Collected data entries:
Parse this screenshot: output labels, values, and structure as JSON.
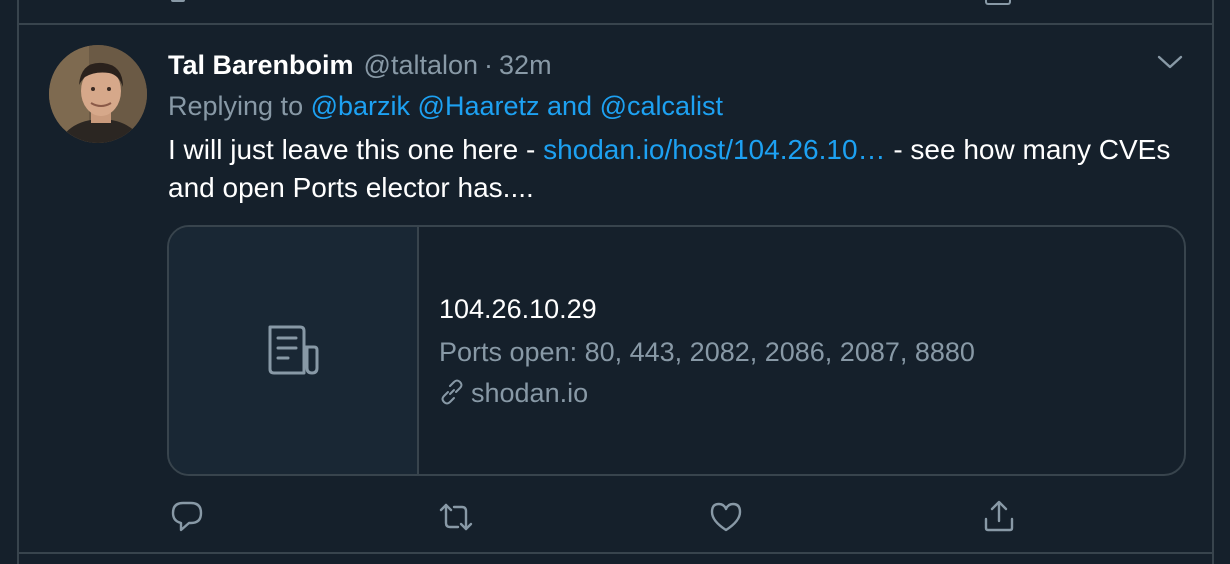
{
  "tweet": {
    "display_name": "Tal Barenboim",
    "handle": "@taltalon",
    "separator": "·",
    "time": "32m",
    "reply_prefix": "Replying to ",
    "reply_to_1": "@barzik",
    "reply_to_2": "@Haaretz",
    "reply_and": " and ",
    "reply_to_3": "@calcalist",
    "text_before_link": "I will just leave this one here - ",
    "link_text": "shodan.io/host/104.26.10…",
    "text_after_link": " - see how many CVEs and open Ports elector has...."
  },
  "card": {
    "title": "104.26.10.29",
    "description": "Ports open: 80, 443, 2082, 2086, 2087, 8880",
    "domain": "shodan.io",
    "thumbnail_icon": "document-icon",
    "domain_icon": "link-icon"
  },
  "actions": {
    "reply_icon": "reply-icon",
    "retweet_icon": "retweet-icon",
    "like_icon": "heart-icon",
    "share_icon": "share-icon"
  },
  "colors": {
    "background": "#15202b",
    "border": "#38444d",
    "secondary_text": "#8899a6",
    "link": "#1da1f2",
    "card_thumb_bg": "#192734"
  }
}
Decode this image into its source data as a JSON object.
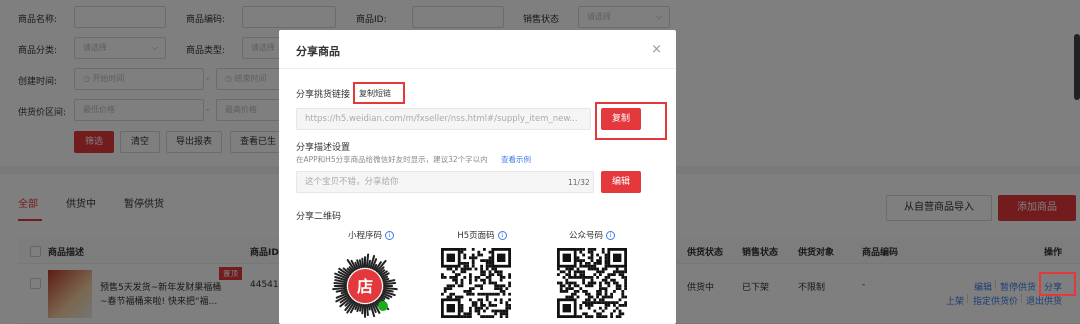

◆ **What is needed**
Of the lines above, how many hold the string "open"? Answer with only the number.

◆ **Result for this task**
2